§ **Data**

==*==

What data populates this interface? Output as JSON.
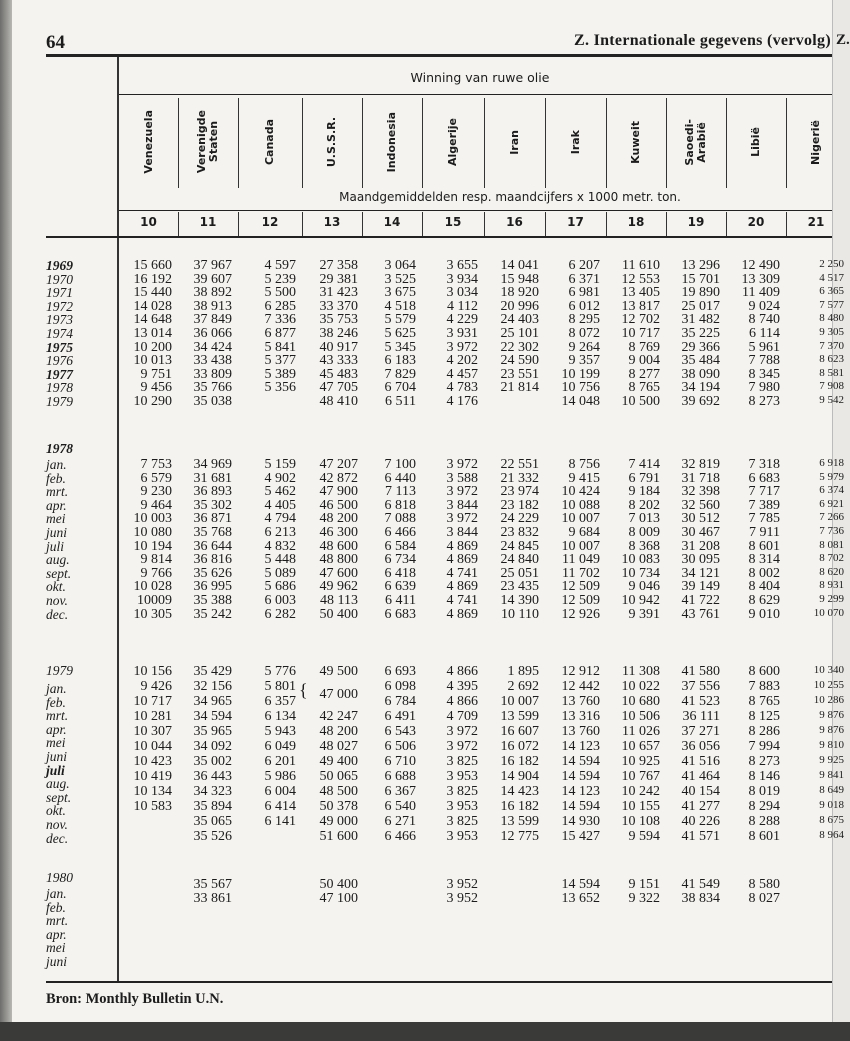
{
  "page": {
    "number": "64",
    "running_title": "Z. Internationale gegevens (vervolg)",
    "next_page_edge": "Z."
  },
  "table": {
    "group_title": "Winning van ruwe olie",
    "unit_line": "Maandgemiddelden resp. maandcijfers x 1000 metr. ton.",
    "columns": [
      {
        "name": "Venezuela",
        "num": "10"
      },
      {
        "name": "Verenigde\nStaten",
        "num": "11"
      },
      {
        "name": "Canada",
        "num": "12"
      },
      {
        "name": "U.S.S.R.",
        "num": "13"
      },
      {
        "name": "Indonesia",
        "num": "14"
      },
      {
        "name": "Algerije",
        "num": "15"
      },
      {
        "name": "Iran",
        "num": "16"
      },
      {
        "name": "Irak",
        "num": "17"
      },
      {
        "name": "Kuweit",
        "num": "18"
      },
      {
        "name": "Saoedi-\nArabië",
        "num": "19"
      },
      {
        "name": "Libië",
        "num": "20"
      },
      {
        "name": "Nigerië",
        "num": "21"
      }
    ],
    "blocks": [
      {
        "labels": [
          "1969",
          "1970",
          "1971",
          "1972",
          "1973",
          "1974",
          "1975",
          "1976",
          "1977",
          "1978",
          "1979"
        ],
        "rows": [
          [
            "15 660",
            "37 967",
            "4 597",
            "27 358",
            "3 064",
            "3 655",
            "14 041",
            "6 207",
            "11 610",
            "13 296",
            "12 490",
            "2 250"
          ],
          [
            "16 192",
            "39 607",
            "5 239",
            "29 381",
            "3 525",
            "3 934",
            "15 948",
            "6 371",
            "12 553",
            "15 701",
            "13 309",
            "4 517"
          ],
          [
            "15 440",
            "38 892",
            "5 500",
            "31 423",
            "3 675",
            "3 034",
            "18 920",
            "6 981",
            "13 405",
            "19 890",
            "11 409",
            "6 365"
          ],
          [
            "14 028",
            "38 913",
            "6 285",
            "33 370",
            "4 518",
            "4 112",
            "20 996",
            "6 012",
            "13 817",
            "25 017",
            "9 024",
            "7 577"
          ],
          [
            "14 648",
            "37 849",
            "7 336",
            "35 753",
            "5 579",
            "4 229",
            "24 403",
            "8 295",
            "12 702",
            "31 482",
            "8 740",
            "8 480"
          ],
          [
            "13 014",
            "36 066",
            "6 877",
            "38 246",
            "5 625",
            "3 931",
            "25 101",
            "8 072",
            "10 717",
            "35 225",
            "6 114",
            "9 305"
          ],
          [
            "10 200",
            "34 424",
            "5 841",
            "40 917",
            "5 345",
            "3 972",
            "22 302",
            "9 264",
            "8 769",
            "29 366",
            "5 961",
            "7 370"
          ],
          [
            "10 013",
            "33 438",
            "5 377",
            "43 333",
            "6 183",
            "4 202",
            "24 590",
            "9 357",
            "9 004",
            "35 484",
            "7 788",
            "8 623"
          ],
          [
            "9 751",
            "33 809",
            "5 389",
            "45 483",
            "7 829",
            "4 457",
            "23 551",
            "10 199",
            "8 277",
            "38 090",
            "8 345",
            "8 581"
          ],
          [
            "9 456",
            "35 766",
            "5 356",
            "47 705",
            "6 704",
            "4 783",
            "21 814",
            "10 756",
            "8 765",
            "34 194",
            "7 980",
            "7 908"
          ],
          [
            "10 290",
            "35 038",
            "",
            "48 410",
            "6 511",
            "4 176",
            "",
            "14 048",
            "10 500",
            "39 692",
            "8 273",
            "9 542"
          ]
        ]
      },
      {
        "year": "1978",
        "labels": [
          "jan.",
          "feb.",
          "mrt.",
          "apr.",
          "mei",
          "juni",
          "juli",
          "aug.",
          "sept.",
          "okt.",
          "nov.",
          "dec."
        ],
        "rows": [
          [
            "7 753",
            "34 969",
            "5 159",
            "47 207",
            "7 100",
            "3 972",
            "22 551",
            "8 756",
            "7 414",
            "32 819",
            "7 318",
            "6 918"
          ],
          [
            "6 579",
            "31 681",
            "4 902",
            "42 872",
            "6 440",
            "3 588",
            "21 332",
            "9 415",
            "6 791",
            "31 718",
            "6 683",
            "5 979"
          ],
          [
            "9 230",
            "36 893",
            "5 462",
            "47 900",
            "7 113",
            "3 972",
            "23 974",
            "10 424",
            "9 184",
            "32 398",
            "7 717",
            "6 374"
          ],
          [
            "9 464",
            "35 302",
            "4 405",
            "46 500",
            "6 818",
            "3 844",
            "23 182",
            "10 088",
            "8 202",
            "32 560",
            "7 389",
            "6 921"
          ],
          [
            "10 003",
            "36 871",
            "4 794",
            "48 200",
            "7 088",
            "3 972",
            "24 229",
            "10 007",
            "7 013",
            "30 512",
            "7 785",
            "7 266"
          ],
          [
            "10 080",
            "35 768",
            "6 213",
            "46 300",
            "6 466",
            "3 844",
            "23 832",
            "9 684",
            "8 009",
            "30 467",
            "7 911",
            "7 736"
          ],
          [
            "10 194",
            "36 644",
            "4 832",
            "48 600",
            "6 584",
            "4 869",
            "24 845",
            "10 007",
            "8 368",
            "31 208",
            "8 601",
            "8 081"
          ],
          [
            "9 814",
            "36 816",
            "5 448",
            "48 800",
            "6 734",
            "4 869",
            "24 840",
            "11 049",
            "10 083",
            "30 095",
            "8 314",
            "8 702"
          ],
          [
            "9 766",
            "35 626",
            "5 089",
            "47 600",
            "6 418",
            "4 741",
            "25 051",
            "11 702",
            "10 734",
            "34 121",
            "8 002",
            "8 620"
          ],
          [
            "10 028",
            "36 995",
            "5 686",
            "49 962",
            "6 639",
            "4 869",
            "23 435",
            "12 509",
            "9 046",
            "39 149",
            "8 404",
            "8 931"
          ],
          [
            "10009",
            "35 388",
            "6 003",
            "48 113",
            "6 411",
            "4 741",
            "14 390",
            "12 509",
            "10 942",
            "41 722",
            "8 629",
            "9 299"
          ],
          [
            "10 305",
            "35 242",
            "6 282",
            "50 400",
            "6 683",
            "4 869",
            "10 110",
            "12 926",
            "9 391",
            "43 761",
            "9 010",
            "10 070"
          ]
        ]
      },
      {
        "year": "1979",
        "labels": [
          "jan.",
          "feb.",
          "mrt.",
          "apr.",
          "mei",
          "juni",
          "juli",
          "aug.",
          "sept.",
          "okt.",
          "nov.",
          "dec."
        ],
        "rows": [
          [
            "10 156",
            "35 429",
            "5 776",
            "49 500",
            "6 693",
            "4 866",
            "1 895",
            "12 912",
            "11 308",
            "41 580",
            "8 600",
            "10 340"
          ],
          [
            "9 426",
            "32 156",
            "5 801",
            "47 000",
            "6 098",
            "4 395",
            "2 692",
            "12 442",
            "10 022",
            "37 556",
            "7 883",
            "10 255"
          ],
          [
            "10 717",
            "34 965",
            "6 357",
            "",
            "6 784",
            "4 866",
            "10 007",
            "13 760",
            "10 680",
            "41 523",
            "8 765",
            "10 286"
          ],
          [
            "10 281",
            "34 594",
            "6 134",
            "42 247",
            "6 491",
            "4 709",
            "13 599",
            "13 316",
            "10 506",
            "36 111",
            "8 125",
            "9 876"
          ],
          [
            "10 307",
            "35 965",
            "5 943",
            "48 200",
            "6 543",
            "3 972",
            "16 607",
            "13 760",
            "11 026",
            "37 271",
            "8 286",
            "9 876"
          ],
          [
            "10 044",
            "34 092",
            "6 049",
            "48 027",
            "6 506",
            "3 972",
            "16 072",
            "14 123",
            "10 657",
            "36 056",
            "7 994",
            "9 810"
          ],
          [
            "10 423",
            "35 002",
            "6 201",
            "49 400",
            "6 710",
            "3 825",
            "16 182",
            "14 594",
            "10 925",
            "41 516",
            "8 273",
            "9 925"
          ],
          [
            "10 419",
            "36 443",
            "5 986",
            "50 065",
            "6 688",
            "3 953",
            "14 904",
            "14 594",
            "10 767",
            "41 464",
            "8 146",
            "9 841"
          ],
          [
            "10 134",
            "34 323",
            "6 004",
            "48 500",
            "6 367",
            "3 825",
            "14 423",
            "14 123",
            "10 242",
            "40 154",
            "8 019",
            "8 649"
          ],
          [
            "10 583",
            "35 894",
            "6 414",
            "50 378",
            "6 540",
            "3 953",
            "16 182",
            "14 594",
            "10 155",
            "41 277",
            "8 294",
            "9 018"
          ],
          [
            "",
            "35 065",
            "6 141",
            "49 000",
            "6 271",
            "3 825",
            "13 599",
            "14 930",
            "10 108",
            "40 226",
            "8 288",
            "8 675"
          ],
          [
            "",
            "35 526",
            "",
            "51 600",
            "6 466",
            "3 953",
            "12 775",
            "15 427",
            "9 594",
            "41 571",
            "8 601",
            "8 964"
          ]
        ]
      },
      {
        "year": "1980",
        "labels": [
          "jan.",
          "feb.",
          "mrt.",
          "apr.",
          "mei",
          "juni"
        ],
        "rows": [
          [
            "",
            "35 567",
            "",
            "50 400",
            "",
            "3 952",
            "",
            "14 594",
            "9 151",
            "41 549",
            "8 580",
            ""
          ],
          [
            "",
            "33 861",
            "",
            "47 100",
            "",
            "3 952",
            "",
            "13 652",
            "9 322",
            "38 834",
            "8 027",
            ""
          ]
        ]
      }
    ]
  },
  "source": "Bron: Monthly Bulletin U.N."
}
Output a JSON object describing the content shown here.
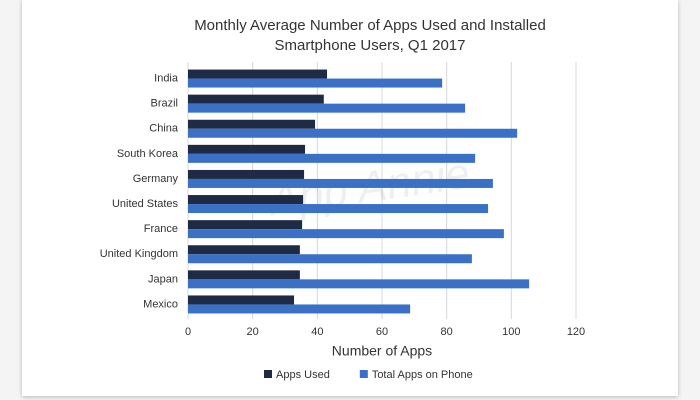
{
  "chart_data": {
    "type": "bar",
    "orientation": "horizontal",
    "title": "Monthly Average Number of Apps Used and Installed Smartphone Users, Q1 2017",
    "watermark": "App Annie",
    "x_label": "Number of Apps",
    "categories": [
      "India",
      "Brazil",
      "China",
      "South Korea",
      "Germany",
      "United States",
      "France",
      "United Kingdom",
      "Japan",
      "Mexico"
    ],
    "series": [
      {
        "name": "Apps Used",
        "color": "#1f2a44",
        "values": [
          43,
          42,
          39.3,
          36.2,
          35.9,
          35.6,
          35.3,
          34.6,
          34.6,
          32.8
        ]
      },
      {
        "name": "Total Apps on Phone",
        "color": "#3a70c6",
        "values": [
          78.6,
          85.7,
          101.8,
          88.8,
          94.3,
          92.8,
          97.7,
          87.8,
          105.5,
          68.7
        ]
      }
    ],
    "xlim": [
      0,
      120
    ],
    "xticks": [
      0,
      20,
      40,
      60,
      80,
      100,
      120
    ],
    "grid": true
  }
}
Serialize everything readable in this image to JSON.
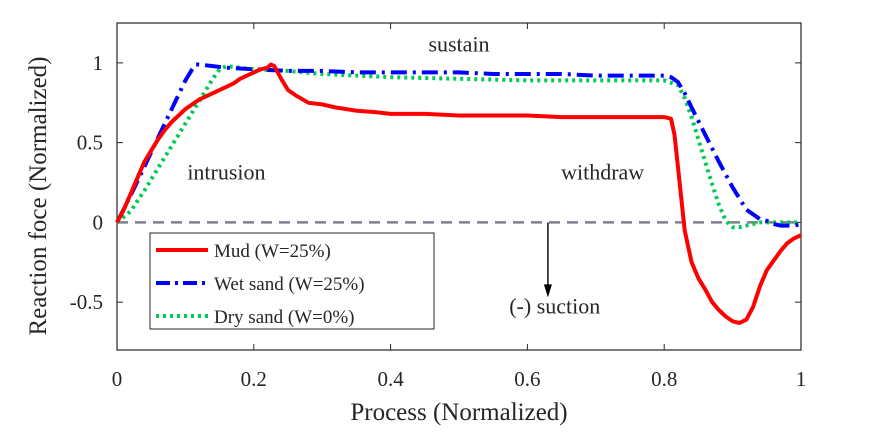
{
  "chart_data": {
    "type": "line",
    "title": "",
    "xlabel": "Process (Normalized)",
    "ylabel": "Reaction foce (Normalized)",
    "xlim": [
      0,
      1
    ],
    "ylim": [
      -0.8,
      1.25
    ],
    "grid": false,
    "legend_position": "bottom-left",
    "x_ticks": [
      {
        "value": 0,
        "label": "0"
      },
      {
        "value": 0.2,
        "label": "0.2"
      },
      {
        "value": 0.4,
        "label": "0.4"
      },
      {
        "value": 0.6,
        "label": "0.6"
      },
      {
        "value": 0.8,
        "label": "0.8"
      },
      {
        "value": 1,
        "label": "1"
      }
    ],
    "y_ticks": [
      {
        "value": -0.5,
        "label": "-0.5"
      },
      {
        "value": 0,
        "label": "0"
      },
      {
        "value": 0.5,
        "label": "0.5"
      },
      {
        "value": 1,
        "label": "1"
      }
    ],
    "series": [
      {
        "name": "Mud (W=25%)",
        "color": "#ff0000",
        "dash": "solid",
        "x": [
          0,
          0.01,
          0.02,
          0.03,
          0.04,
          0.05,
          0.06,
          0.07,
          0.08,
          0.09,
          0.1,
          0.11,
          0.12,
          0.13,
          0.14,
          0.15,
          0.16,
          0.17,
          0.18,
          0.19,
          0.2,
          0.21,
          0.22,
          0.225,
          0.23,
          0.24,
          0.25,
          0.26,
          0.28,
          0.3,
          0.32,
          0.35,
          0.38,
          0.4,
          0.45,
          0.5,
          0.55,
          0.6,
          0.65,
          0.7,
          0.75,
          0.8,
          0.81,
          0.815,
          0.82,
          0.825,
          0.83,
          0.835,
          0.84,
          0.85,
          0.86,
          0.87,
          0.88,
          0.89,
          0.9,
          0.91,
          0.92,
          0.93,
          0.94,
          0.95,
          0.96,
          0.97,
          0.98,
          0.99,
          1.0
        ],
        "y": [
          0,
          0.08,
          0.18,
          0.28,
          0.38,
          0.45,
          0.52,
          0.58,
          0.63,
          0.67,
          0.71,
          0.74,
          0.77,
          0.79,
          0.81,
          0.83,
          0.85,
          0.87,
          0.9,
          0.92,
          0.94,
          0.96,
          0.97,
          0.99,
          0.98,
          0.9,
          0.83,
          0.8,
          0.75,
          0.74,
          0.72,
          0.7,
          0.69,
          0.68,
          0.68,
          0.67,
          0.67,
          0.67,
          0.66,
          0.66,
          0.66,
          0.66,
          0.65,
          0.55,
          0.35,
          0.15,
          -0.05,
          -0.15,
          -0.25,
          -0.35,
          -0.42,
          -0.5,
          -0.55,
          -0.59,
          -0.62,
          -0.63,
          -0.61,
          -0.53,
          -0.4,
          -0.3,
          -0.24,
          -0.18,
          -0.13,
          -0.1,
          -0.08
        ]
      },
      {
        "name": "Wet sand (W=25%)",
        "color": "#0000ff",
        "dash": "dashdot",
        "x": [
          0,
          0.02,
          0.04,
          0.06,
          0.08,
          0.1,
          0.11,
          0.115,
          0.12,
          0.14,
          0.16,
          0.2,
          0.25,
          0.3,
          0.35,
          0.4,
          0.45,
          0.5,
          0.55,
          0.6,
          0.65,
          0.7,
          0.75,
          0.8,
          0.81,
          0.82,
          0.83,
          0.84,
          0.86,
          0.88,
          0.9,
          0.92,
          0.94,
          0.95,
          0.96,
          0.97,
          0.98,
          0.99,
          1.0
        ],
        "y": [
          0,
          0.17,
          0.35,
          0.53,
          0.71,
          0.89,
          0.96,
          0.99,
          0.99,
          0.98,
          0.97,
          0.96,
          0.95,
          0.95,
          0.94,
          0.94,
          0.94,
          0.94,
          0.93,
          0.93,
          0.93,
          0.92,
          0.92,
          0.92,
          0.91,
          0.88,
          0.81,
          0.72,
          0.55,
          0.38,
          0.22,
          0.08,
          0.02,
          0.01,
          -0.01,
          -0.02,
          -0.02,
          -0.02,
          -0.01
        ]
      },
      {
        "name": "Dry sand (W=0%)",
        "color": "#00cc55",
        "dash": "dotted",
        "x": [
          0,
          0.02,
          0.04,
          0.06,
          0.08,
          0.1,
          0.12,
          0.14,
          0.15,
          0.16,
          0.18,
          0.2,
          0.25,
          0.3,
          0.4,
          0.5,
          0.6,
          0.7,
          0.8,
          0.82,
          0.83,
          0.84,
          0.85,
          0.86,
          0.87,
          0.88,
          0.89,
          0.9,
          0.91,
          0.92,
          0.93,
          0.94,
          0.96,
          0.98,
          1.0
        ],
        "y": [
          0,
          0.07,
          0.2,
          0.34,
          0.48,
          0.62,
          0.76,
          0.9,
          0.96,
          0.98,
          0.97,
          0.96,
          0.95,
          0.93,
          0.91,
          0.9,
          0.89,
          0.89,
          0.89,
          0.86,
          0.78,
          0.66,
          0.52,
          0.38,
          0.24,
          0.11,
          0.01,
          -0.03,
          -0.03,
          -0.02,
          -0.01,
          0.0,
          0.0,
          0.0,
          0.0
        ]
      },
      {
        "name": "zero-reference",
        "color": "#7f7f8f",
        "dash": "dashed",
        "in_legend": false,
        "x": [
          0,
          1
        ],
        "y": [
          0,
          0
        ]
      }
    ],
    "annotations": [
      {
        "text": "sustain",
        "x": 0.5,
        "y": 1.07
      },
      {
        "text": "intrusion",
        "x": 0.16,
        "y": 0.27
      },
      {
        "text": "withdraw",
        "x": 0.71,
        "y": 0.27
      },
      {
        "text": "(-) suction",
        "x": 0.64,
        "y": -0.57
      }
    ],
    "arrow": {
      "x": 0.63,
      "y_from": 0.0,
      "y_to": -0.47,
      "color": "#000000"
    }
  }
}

==*==

In the listing above, find the lines holding the word "dash" and copy them.

        "dash": "solid",
        "dash": "dashdot",
        "dash": "dotted",
        "dash": "dashed",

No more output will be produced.